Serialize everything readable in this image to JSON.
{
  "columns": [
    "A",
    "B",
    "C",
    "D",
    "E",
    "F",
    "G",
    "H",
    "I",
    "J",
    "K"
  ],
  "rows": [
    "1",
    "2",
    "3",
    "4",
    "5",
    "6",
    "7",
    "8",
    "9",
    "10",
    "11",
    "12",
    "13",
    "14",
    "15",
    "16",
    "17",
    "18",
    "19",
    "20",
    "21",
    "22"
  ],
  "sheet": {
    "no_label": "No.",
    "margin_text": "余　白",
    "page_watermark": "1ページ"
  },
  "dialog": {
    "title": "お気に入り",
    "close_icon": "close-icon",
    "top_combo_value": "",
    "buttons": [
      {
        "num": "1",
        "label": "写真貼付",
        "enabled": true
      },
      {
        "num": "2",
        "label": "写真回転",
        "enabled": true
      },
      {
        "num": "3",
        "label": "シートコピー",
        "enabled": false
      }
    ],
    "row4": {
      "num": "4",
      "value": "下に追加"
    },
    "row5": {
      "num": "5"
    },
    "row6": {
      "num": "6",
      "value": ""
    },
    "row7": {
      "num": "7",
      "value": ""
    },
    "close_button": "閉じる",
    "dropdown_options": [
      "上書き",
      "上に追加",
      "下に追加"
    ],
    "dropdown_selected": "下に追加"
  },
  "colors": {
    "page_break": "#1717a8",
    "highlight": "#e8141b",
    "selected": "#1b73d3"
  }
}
════════
◆ Task to carry out
Return each line of the data exactly as written above.

◆ The reply
Serialize everything readable in this image to JSON.
{
  "columns": [
    "A",
    "B",
    "C",
    "D",
    "E",
    "F",
    "G",
    "H",
    "I",
    "J",
    "K"
  ],
  "rows": [
    "1",
    "2",
    "3",
    "4",
    "5",
    "6",
    "7",
    "8",
    "9",
    "10",
    "11",
    "12",
    "13",
    "14",
    "15",
    "16",
    "17",
    "18",
    "19",
    "20",
    "21",
    "22"
  ],
  "sheet": {
    "no_label": "No.",
    "margin_text": "余　白",
    "page_watermark": "1ページ"
  },
  "dialog": {
    "title": "お気に入り",
    "close_icon": "close-icon",
    "top_combo_value": "",
    "buttons": [
      {
        "num": "1",
        "label": "写真貼付",
        "enabled": true
      },
      {
        "num": "2",
        "label": "写真回転",
        "enabled": true
      },
      {
        "num": "3",
        "label": "シートコピー",
        "enabled": false
      }
    ],
    "row4": {
      "num": "4",
      "value": "下に追加"
    },
    "row5": {
      "num": "5"
    },
    "row6": {
      "num": "6",
      "value": ""
    },
    "row7": {
      "num": "7",
      "value": ""
    },
    "close_button": "閉じる",
    "dropdown_options": [
      "上書き",
      "上に追加",
      "下に追加"
    ],
    "dropdown_selected": "下に追加"
  },
  "colors": {
    "page_break": "#1717a8",
    "highlight": "#e8141b",
    "selected": "#1b73d3"
  }
}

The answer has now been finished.